[Records from a dataset]
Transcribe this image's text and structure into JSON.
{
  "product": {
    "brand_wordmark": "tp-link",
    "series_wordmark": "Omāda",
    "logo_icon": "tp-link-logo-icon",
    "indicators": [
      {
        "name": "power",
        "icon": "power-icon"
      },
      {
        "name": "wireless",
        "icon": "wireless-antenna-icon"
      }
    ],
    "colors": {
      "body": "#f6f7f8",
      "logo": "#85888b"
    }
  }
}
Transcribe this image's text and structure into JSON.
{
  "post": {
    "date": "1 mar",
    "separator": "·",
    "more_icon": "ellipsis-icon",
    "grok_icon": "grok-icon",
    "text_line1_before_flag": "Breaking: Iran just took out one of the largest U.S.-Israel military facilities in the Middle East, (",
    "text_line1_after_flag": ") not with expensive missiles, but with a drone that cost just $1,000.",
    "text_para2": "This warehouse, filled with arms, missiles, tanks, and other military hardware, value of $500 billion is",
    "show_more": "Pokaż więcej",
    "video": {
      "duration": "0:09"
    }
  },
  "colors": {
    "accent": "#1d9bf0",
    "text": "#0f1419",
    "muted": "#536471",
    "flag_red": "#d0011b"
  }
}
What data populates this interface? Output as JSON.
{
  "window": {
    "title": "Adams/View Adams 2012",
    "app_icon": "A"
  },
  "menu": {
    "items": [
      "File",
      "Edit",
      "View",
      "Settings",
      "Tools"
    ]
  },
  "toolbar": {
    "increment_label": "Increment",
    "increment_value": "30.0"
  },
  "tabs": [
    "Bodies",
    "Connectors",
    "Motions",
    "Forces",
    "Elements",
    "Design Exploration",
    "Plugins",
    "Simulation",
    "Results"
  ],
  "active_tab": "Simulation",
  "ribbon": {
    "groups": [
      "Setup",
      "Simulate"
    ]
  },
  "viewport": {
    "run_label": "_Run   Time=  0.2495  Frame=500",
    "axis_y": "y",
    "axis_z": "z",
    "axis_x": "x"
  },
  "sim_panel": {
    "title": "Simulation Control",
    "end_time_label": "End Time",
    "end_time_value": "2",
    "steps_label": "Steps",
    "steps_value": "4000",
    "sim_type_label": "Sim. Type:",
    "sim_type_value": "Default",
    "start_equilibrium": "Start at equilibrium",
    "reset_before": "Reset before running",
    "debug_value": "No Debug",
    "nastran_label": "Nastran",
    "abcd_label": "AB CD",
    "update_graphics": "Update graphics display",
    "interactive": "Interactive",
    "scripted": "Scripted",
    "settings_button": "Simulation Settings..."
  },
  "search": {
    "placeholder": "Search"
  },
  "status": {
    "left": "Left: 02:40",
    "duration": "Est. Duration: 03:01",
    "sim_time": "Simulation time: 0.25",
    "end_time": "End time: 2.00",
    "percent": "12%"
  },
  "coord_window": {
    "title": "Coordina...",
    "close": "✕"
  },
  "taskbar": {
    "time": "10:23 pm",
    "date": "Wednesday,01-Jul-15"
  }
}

• TASK GOAL
Output the full listing without altering anything.

• REPLY
Transcribe this image's text and structure into JSON.
{
  "product": {
    "brand_wordmark": "tp-link",
    "series_wordmark": "Omāda",
    "logo_icon": "tp-link-logo-icon",
    "indicators": [
      {
        "name": "power",
        "icon": "power-icon"
      },
      {
        "name": "wireless",
        "icon": "wireless-antenna-icon"
      }
    ],
    "colors": {
      "body": "#f6f7f8",
      "logo": "#85888b"
    }
  }
}
Transcribe this image's text and structure into JSON.
{
  "post": {
    "date": "1 mar",
    "separator": "·",
    "more_icon": "ellipsis-icon",
    "grok_icon": "grok-icon",
    "text_line1_before_flag": "Breaking: Iran just took out one of the largest U.S.-Israel military facilities in the Middle East, (",
    "text_line1_after_flag": ") not with expensive missiles, but with a drone that cost just $1,000.",
    "text_para2": "This warehouse, filled with arms, missiles, tanks, and other military hardware, value of $500 billion is",
    "show_more": "Pokaż więcej",
    "video": {
      "duration": "0:09"
    }
  },
  "colors": {
    "accent": "#1d9bf0",
    "text": "#0f1419",
    "muted": "#536471",
    "flag_red": "#d0011b"
  }
}
What data populates this interface? Output as JSON.
{
  "window": {
    "title": "Adams/View Adams 2012",
    "app_icon": "A"
  },
  "menu": {
    "items": [
      "File",
      "Edit",
      "View",
      "Settings",
      "Tools"
    ]
  },
  "toolbar": {
    "increment_label": "Increment",
    "increment_value": "30.0"
  },
  "tabs": [
    "Bodies",
    "Connectors",
    "Motions",
    "Forces",
    "Elements",
    "Design Exploration",
    "Plugins",
    "Simulation",
    "Results"
  ],
  "active_tab": "Simulation",
  "ribbon": {
    "groups": [
      "Setup",
      "Simulate"
    ]
  },
  "viewport": {
    "run_label": "_Run   Time=  0.2495  Frame=500",
    "axis_y": "y",
    "axis_z": "z",
    "axis_x": "x"
  },
  "sim_panel": {
    "title": "Simulation Control",
    "end_time_label": "End Time",
    "end_time_value": "2",
    "steps_label": "Steps",
    "steps_value": "4000",
    "sim_type_label": "Sim. Type:",
    "sim_type_value": "Default",
    "start_equilibrium": "Start at equilibrium",
    "reset_before": "Reset before running",
    "debug_value": "No Debug",
    "nastran_label": "Nastran",
    "abcd_label": "AB CD",
    "update_graphics": "Update graphics display",
    "interactive": "Interactive",
    "scripted": "Scripted",
    "settings_button": "Simulation Settings..."
  },
  "search": {
    "placeholder": "Search"
  },
  "status": {
    "left": "Left: 02:40",
    "duration": "Est. Duration: 03:01",
    "sim_time": "Simulation time: 0.25",
    "end_time": "End time: 2.00",
    "percent": "12%"
  },
  "coord_window": {
    "title": "Coordina...",
    "close": "✕"
  },
  "taskbar": {
    "time": "10:23 pm",
    "date": "Wednesday,01-Jul-15"
  }
}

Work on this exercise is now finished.